◆ **DATASET EXTRACT**:
BEGIN

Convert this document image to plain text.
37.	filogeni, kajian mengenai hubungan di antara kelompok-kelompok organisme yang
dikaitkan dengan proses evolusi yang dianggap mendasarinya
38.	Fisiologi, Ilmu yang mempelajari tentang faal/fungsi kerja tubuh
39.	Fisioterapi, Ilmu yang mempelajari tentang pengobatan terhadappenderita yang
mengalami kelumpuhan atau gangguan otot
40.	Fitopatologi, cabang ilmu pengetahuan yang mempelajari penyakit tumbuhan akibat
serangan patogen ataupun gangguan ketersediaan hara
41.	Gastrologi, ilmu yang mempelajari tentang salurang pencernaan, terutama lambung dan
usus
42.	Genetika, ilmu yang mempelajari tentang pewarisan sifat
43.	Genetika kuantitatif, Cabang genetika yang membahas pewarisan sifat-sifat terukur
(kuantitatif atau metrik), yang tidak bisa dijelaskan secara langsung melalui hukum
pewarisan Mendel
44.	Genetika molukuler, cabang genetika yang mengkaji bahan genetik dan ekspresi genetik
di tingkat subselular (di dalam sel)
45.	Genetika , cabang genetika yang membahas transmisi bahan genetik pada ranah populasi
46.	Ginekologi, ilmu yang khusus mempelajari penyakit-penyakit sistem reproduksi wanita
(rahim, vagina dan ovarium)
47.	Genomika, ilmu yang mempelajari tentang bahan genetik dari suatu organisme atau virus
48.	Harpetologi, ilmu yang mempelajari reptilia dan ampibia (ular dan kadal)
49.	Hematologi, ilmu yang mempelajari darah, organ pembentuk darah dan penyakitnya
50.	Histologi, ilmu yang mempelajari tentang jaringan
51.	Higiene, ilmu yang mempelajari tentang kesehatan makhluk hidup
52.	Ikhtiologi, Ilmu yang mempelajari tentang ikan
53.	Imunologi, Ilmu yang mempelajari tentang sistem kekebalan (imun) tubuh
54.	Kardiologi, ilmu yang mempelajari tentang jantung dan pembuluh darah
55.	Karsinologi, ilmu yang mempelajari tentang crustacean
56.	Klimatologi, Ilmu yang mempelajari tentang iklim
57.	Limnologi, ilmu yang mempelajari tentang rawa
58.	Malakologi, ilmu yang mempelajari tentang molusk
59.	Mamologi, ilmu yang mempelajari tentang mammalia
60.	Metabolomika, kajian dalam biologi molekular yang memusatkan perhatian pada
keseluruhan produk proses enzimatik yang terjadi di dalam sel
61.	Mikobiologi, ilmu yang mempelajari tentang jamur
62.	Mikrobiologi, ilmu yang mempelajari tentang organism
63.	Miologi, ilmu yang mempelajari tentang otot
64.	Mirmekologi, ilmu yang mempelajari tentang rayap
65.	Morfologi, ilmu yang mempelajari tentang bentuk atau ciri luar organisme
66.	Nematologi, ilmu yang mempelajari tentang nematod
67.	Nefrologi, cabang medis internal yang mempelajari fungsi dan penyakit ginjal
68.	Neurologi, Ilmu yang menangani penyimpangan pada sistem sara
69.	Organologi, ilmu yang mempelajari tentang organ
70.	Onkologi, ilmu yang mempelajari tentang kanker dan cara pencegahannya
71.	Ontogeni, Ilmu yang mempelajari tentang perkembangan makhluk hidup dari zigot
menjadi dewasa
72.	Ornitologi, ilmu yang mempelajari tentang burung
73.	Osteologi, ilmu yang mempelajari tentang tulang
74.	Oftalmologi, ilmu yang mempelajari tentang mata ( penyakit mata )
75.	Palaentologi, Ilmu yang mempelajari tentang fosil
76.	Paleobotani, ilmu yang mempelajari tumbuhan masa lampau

END

◆ **WORK TASK**:
From the data above, copy each line that has the string "pewarisan".

◆ **RESPONSE TO THIS EXERCISE**:
42.	Genetika, ilmu yang mempelajari tentang pewarisan sifat
43.	Genetika kuantitatif, Cabang genetika yang membahas pewarisan sifat-sifat terukur
pewarisan Mendel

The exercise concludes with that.